A line counts if it contains the string "title"; say how many such lines there are, giving only the number.

----------

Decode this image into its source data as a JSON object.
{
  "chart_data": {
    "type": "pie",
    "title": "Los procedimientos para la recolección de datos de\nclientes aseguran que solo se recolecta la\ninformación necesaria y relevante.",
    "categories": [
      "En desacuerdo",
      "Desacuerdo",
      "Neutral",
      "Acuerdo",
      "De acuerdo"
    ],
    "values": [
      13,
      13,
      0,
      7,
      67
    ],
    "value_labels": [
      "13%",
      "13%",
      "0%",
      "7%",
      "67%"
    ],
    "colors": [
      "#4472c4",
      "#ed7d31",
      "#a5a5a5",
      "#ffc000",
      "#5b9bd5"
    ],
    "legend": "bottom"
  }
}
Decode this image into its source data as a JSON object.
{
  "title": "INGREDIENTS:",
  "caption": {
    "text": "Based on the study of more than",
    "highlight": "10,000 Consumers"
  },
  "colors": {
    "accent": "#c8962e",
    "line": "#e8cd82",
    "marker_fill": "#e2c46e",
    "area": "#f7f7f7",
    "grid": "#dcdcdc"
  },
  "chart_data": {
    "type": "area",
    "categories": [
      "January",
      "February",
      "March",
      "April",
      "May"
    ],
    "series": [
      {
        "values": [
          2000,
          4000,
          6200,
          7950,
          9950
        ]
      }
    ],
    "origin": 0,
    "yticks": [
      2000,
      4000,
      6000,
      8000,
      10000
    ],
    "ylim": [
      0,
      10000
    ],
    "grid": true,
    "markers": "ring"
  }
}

----------

◆ FINAL RESULT
2